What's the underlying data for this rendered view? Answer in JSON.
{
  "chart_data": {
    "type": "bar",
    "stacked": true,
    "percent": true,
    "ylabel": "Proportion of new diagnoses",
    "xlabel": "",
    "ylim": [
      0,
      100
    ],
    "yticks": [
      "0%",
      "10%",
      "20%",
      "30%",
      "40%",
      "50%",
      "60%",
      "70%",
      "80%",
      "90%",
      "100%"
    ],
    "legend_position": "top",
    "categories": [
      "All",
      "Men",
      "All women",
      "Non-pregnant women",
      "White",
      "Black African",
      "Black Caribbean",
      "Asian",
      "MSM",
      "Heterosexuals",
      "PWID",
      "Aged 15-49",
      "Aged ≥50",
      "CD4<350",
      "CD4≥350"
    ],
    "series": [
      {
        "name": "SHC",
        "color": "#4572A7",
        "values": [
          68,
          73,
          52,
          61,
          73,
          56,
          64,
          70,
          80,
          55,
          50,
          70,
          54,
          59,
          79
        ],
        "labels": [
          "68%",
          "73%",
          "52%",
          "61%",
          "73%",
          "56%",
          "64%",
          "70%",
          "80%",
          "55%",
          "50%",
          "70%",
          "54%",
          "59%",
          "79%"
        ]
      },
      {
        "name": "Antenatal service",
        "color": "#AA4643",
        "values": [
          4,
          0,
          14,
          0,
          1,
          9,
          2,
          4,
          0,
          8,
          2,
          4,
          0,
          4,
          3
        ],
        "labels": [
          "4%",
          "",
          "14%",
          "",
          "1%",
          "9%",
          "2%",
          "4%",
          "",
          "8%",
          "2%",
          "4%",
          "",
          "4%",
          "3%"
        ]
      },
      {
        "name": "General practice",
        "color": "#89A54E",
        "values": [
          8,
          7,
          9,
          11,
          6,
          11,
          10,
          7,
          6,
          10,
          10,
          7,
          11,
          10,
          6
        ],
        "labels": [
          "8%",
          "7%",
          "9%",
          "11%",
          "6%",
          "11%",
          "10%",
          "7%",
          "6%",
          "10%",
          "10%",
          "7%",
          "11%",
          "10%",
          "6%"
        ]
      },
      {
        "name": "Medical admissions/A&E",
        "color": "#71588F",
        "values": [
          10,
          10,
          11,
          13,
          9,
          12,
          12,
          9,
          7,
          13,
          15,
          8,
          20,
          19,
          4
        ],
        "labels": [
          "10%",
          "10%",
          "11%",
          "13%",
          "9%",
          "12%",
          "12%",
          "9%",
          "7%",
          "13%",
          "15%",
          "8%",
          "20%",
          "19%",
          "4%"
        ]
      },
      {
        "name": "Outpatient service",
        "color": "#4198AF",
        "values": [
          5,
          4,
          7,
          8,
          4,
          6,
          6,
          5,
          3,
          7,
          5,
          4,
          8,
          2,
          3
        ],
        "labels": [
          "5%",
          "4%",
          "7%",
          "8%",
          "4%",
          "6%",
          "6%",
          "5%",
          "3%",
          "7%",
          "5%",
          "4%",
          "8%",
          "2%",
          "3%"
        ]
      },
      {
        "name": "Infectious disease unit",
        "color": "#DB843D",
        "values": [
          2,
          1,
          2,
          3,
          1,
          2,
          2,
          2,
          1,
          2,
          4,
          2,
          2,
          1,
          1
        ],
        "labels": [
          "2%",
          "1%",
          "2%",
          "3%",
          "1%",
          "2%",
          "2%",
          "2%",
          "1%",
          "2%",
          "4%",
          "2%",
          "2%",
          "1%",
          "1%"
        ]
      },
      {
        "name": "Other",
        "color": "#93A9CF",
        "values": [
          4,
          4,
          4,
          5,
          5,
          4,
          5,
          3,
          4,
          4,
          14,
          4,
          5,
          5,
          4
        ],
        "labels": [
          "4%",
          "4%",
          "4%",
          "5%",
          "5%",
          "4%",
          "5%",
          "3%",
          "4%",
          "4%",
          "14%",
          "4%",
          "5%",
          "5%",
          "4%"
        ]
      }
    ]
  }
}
----------------------------------------
- _STATED TASK_
Using the listing above, return all lines where the word "color" occurs.

- _WRITTEN REPLY_
        "color": "#4572A7",
        "color": "#AA4643",
        "color": "#89A54E",
        "color": "#71588F",
        "color": "#4198AF",
        "color": "#DB843D",
        "color": "#93A9CF",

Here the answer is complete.